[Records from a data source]
►
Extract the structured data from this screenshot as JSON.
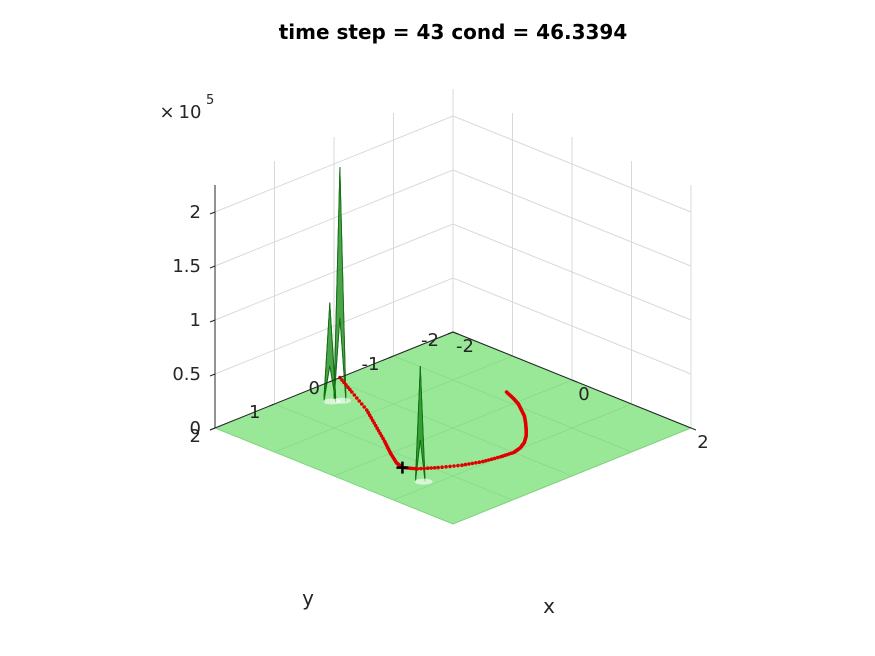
{
  "chart_data": {
    "type": "surface3d",
    "title": "time step = 43 cond = 46.3394",
    "xlabel": "x",
    "ylabel": "y",
    "zlabel": "",
    "z_multiplier_base": "10",
    "z_multiplier_exponent": "5",
    "z_multiplier_prefix": "×",
    "xlim": [
      -2,
      2
    ],
    "ylim": [
      -2,
      2
    ],
    "zlim": [
      0,
      225000
    ],
    "x_ticks": [
      {
        "value": -2,
        "label": "-2"
      },
      {
        "value": 0,
        "label": "0"
      },
      {
        "value": 2,
        "label": "2"
      }
    ],
    "y_ticks": [
      {
        "value": -2,
        "label": "-2"
      },
      {
        "value": -1,
        "label": "-1"
      },
      {
        "value": 0,
        "label": "0"
      },
      {
        "value": 1,
        "label": "1"
      },
      {
        "value": 2,
        "label": "2"
      }
    ],
    "z_ticks": [
      {
        "value": 0,
        "label": "0"
      },
      {
        "value": 50000,
        "label": "0.5"
      },
      {
        "value": 100000,
        "label": "1"
      },
      {
        "value": 150000,
        "label": "1.5"
      },
      {
        "value": 200000,
        "label": "2"
      }
    ],
    "grid": true,
    "surface_color": "#98e898",
    "peak_color": "#1e8c1e",
    "trajectory_color": "#e00000",
    "marker_color": "#000000",
    "peaks": [
      {
        "x": -1.55,
        "y": 0.35,
        "height": 215000,
        "width": 0.1
      },
      {
        "x": -1.62,
        "y": 0.45,
        "height": 90000,
        "width": 0.1
      },
      {
        "x": 0.8,
        "y": 1.35,
        "height": 105000,
        "width": 0.08
      }
    ],
    "trajectory": [
      {
        "x": -2.0,
        "y": -0.1
      },
      {
        "x": -1.6,
        "y": 0.1
      },
      {
        "x": -1.1,
        "y": 0.35
      },
      {
        "x": -0.7,
        "y": 0.6
      },
      {
        "x": -0.3,
        "y": 0.85
      },
      {
        "x": 0.0,
        "y": 1.05
      },
      {
        "x": 0.25,
        "y": 1.2
      },
      {
        "x": 0.4,
        "y": 1.25
      },
      {
        "x": 0.55,
        "y": 1.15
      },
      {
        "x": 0.7,
        "y": 0.95
      },
      {
        "x": 0.85,
        "y": 0.7
      },
      {
        "x": 0.95,
        "y": 0.45
      },
      {
        "x": 1.0,
        "y": 0.2
      },
      {
        "x": 1.02,
        "y": 0.0
      },
      {
        "x": 0.98,
        "y": -0.15
      },
      {
        "x": 0.9,
        "y": -0.3
      },
      {
        "x": 0.78,
        "y": -0.45
      },
      {
        "x": 0.65,
        "y": -0.58
      },
      {
        "x": 0.5,
        "y": -0.72
      },
      {
        "x": 0.35,
        "y": -0.85
      },
      {
        "x": 0.2,
        "y": -0.95
      },
      {
        "x": 0.05,
        "y": -1.05
      },
      {
        "x": -0.1,
        "y": -1.12
      },
      {
        "x": -0.3,
        "y": -1.2
      }
    ],
    "marker": {
      "x": 0.4,
      "y": 1.25
    }
  }
}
◄
- [WHAT THE TASK ASKS] Answer with one number only: how many lines above contain the word "height".

- [WRITTEN ANSWER] 3